> _Goal_
Extract the lines that hold the string "auto".

> _Input rows_
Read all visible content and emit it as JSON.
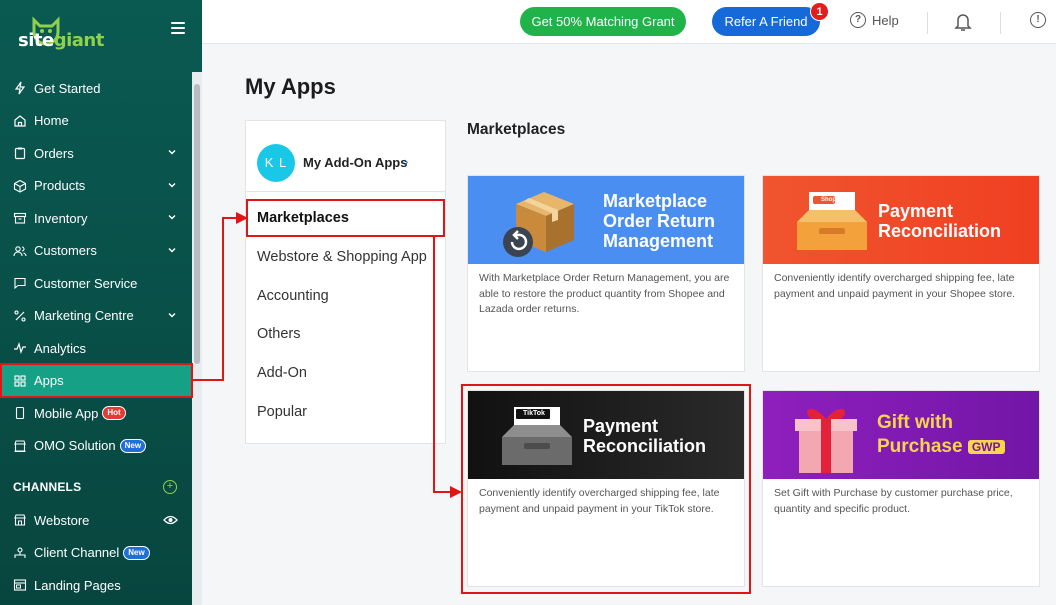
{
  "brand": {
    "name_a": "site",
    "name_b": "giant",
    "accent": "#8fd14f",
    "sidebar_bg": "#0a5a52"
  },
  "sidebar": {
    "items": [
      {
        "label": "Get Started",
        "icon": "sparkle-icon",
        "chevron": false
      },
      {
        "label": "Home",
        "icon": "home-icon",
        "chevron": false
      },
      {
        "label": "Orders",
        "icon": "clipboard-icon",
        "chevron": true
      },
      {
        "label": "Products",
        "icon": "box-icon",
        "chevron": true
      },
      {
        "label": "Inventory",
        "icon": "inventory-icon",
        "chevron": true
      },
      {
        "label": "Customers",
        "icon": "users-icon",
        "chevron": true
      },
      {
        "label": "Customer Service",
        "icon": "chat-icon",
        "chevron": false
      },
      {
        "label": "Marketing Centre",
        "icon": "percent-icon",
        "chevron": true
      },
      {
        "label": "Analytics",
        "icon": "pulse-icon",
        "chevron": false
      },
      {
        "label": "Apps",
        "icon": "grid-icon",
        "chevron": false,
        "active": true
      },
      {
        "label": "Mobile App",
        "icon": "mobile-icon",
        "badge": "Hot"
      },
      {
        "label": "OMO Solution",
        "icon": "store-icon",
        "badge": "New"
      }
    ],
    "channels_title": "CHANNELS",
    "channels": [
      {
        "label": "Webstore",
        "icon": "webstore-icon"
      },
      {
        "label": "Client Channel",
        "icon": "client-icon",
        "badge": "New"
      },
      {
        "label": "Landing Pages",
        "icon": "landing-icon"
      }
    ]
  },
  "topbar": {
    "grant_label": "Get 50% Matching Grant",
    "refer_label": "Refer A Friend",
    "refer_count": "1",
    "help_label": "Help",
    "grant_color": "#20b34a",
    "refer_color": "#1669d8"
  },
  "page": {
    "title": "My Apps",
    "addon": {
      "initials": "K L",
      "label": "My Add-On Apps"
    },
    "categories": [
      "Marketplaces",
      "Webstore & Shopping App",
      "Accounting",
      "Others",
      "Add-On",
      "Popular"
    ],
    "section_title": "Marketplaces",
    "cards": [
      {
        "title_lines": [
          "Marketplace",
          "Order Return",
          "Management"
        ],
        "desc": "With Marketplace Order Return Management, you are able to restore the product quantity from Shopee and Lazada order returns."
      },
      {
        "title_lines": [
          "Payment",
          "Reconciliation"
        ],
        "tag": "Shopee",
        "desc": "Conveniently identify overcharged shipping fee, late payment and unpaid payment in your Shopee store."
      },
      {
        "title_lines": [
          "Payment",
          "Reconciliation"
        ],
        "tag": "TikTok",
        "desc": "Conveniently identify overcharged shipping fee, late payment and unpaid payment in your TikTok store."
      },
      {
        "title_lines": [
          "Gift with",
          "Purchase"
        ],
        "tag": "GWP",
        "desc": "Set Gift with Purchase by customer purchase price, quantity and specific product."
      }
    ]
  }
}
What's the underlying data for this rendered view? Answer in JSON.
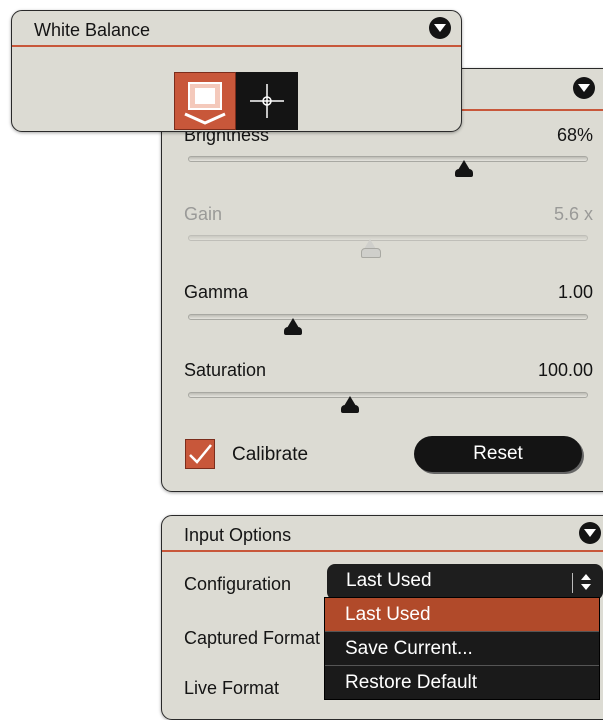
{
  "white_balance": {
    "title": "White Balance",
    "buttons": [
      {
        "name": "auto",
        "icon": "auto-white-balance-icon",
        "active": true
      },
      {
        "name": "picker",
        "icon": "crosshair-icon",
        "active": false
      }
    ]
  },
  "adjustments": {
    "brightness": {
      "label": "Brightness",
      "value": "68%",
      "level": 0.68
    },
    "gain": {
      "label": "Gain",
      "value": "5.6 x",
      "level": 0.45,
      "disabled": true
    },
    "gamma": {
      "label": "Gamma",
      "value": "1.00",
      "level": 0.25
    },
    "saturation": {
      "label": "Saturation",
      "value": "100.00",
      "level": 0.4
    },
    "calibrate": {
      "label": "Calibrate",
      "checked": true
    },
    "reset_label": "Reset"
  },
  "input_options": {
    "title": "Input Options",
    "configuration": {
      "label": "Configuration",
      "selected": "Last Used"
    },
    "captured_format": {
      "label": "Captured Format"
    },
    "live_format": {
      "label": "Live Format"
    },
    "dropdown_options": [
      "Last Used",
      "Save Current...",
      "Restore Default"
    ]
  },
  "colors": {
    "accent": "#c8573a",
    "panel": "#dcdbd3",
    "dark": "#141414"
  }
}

> _Answer for the task_
        "name": "auto",
        "icon": "auto-white-balance-icon",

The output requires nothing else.